TASK GOAL — Locate and copy all lines bearing the word "document".

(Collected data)
↓

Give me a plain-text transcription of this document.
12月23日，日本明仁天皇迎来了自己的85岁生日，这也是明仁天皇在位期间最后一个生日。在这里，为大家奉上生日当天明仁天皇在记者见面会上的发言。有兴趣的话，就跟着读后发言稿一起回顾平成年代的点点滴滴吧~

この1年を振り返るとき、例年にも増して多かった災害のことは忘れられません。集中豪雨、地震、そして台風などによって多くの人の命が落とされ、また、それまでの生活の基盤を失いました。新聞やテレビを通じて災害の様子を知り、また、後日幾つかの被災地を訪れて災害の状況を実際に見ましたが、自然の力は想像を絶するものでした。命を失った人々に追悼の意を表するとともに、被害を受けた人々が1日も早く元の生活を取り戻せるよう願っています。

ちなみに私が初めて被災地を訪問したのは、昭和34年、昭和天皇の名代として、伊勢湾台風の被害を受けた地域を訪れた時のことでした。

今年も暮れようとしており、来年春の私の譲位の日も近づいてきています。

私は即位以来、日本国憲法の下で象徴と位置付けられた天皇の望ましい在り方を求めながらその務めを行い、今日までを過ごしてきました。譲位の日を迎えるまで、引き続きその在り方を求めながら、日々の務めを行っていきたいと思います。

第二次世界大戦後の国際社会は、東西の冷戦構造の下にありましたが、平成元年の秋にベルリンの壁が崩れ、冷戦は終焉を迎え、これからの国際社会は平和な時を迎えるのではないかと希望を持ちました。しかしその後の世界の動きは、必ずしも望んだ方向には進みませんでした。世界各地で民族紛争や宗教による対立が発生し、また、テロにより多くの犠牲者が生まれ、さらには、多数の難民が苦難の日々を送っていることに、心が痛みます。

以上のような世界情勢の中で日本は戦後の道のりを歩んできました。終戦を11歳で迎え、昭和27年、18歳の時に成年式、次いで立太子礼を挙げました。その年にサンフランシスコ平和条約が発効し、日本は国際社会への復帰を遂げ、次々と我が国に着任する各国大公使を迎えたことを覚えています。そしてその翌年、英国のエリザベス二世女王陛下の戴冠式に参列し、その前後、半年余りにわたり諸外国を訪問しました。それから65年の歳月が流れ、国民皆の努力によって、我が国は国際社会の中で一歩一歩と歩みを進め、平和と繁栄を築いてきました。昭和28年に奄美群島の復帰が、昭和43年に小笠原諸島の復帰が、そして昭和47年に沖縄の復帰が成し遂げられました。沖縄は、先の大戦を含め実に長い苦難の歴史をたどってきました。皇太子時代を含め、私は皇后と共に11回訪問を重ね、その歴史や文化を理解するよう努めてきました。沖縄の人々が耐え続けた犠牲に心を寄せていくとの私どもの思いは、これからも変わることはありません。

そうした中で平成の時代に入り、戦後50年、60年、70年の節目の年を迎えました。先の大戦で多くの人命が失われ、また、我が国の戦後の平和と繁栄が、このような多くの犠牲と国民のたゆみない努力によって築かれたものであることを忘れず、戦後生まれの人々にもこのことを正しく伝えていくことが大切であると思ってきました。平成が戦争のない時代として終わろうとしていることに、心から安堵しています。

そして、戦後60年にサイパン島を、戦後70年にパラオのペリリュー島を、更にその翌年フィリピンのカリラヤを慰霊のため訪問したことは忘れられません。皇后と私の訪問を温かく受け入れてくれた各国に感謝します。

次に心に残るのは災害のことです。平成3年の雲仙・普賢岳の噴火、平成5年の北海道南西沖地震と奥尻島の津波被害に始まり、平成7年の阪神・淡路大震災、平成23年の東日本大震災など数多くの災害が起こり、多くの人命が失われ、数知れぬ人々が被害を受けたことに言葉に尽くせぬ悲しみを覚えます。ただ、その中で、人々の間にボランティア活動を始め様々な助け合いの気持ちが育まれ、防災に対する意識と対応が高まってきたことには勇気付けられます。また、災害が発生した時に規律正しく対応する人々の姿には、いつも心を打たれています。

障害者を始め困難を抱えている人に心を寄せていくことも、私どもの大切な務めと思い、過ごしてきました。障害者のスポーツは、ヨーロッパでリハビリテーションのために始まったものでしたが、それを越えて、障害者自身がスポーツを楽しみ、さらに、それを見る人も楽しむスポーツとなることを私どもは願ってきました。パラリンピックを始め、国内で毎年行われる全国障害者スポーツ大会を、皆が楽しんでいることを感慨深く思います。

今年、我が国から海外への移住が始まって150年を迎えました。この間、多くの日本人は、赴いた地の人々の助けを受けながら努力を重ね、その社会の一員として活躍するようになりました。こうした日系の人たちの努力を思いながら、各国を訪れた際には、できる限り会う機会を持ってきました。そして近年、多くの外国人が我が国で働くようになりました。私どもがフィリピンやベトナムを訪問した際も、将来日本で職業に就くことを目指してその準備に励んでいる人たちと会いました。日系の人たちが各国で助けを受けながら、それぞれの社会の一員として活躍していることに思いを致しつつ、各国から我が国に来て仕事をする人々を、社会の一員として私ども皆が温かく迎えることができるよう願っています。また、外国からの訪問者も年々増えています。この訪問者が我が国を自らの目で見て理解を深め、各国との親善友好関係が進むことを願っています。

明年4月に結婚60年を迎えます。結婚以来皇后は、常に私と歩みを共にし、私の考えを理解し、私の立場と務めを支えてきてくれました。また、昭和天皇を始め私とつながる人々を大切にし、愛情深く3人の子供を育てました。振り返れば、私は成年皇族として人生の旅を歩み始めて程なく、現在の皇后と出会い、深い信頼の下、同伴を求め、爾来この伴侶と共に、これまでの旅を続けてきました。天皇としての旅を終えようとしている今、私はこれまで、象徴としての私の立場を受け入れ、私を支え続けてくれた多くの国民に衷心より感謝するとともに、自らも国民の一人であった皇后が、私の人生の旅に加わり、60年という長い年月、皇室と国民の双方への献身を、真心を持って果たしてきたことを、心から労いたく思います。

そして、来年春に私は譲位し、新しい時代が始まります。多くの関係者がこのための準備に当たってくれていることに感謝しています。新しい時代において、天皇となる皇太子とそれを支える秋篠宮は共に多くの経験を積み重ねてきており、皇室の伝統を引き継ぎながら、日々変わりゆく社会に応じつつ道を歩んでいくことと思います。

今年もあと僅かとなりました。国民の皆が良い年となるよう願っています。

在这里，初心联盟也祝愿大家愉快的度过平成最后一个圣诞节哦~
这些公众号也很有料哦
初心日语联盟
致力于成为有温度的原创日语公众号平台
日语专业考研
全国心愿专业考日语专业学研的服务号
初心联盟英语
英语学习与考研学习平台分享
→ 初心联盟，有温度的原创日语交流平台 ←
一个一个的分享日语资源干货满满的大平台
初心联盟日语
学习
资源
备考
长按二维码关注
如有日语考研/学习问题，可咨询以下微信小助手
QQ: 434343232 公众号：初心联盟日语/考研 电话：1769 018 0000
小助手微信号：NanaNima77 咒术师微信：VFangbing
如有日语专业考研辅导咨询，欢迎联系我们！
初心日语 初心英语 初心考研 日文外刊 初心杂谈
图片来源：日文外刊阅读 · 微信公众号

↑
↓

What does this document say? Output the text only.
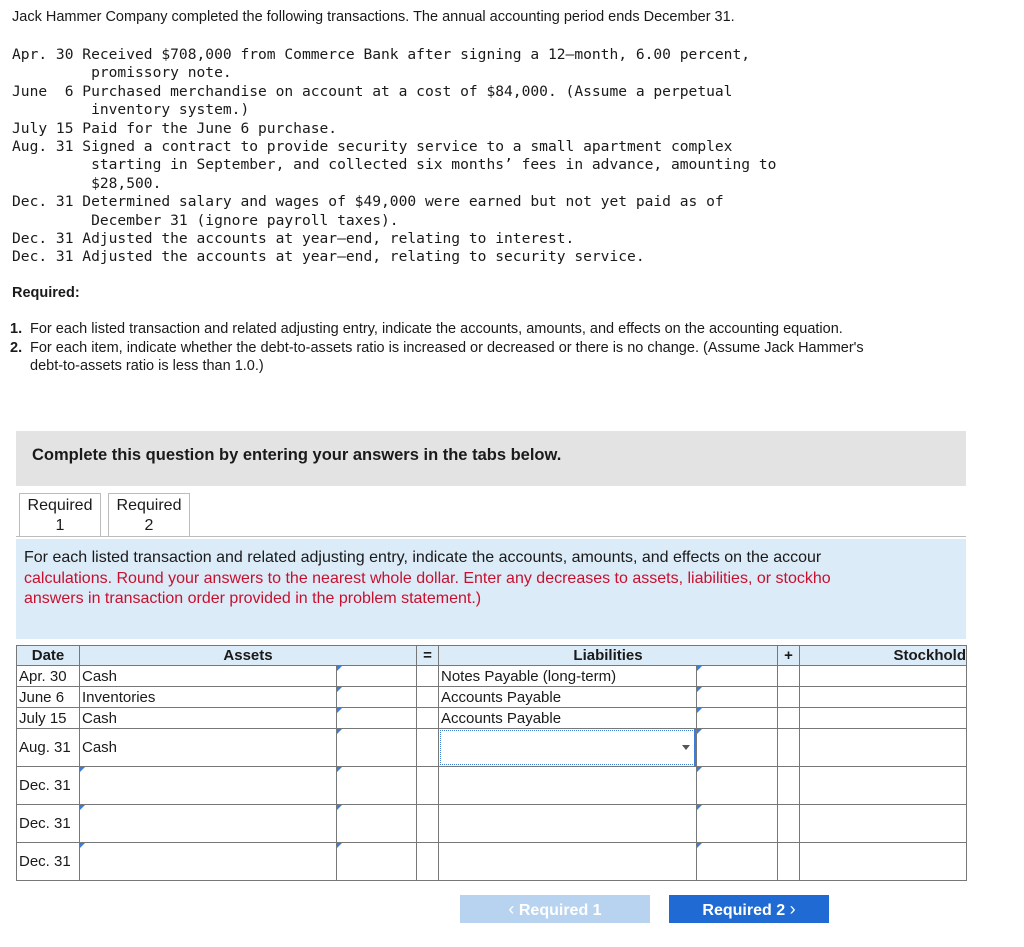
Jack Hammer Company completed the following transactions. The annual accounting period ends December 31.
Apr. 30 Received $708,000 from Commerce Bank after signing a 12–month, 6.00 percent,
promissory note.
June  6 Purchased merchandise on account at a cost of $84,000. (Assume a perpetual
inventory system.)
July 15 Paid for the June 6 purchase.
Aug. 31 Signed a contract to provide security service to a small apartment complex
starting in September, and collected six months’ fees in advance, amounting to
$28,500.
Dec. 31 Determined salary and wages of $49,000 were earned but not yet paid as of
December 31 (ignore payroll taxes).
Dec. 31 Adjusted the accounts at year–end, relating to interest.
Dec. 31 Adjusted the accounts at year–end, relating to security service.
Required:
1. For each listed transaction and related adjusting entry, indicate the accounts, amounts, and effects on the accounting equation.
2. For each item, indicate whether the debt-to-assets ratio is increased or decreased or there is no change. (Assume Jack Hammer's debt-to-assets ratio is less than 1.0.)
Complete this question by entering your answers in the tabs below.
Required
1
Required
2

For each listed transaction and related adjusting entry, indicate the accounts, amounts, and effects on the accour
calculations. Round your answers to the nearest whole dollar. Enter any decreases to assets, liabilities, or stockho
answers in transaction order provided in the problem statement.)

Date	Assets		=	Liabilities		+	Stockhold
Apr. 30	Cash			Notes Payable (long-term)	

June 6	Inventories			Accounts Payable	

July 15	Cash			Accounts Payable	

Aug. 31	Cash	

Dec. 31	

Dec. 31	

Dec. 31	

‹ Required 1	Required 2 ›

↑

PROBLEM SOLUTION —
Give me a plain-text transcription of this document.
What does this document say? Output the text only.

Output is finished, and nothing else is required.